> _Given problem_:
Print the listing below in its entirety, character for character.

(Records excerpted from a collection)

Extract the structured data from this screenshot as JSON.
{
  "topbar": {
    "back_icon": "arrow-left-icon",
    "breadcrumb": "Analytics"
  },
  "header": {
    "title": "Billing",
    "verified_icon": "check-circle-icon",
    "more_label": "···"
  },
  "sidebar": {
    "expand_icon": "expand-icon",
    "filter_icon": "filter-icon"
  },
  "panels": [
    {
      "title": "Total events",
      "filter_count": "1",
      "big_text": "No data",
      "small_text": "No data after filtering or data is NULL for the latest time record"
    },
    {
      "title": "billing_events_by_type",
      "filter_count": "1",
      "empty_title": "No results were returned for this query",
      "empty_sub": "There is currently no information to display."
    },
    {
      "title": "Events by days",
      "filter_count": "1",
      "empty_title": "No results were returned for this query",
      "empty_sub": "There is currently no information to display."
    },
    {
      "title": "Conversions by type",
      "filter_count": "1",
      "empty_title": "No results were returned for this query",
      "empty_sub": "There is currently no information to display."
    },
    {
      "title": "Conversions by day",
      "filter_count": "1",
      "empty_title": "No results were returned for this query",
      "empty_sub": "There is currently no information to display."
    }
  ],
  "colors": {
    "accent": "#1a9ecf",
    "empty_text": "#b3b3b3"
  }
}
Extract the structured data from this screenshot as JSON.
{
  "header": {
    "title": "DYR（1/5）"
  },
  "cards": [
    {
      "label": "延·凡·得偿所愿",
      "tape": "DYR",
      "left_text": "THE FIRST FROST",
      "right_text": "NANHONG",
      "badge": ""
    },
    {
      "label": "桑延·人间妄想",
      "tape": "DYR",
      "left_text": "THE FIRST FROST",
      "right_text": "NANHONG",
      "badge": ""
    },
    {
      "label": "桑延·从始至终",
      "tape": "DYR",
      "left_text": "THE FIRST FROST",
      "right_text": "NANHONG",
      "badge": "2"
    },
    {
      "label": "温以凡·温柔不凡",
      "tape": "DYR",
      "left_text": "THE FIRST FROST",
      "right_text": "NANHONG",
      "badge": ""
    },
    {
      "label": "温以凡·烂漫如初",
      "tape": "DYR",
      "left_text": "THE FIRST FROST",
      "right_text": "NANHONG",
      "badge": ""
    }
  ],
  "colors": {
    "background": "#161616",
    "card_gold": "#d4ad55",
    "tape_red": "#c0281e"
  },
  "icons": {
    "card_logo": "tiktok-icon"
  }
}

> _Reply_:
Extract the structured data from this screenshot as JSON.
{
  "topbar": {
    "back_icon": "arrow-left-icon",
    "breadcrumb": "Analytics"
  },
  "header": {
    "title": "Billing",
    "verified_icon": "check-circle-icon",
    "more_label": "···"
  },
  "sidebar": {
    "expand_icon": "expand-icon",
    "filter_icon": "filter-icon"
  },
  "panels": [
    {
      "title": "Total events",
      "filter_count": "1",
      "big_text": "No data",
      "small_text": "No data after filtering or data is NULL for the latest time record"
    },
    {
      "title": "billing_events_by_type",
      "filter_count": "1",
      "empty_title": "No results were returned for this query",
      "empty_sub": "There is currently no information to display."
    },
    {
      "title": "Events by days",
      "filter_count": "1",
      "empty_title": "No results were returned for this query",
      "empty_sub": "There is currently no information to display."
    },
    {
      "title": "Conversions by type",
      "filter_count": "1",
      "empty_title": "No results were returned for this query",
      "empty_sub": "There is currently no information to display."
    },
    {
      "title": "Conversions by day",
      "filter_count": "1",
      "empty_title": "No results were returned for this query",
      "empty_sub": "There is currently no information to display."
    }
  ],
  "colors": {
    "accent": "#1a9ecf",
    "empty_text": "#b3b3b3"
  }
}
Extract the structured data from this screenshot as JSON.
{
  "header": {
    "title": "DYR（1/5）"
  },
  "cards": [
    {
      "label": "延·凡·得偿所愿",
      "tape": "DYR",
      "left_text": "THE FIRST FROST",
      "right_text": "NANHONG",
      "badge": ""
    },
    {
      "label": "桑延·人间妄想",
      "tape": "DYR",
      "left_text": "THE FIRST FROST",
      "right_text": "NANHONG",
      "badge": ""
    },
    {
      "label": "桑延·从始至终",
      "tape": "DYR",
      "left_text": "THE FIRST FROST",
      "right_text": "NANHONG",
      "badge": "2"
    },
    {
      "label": "温以凡·温柔不凡",
      "tape": "DYR",
      "left_text": "THE FIRST FROST",
      "right_text": "NANHONG",
      "badge": ""
    },
    {
      "label": "温以凡·烂漫如初",
      "tape": "DYR",
      "left_text": "THE FIRST FROST",
      "right_text": "NANHONG",
      "badge": ""
    }
  ],
  "colors": {
    "background": "#161616",
    "card_gold": "#d4ad55",
    "tape_red": "#c0281e"
  },
  "icons": {
    "card_logo": "tiktok-icon"
  }
}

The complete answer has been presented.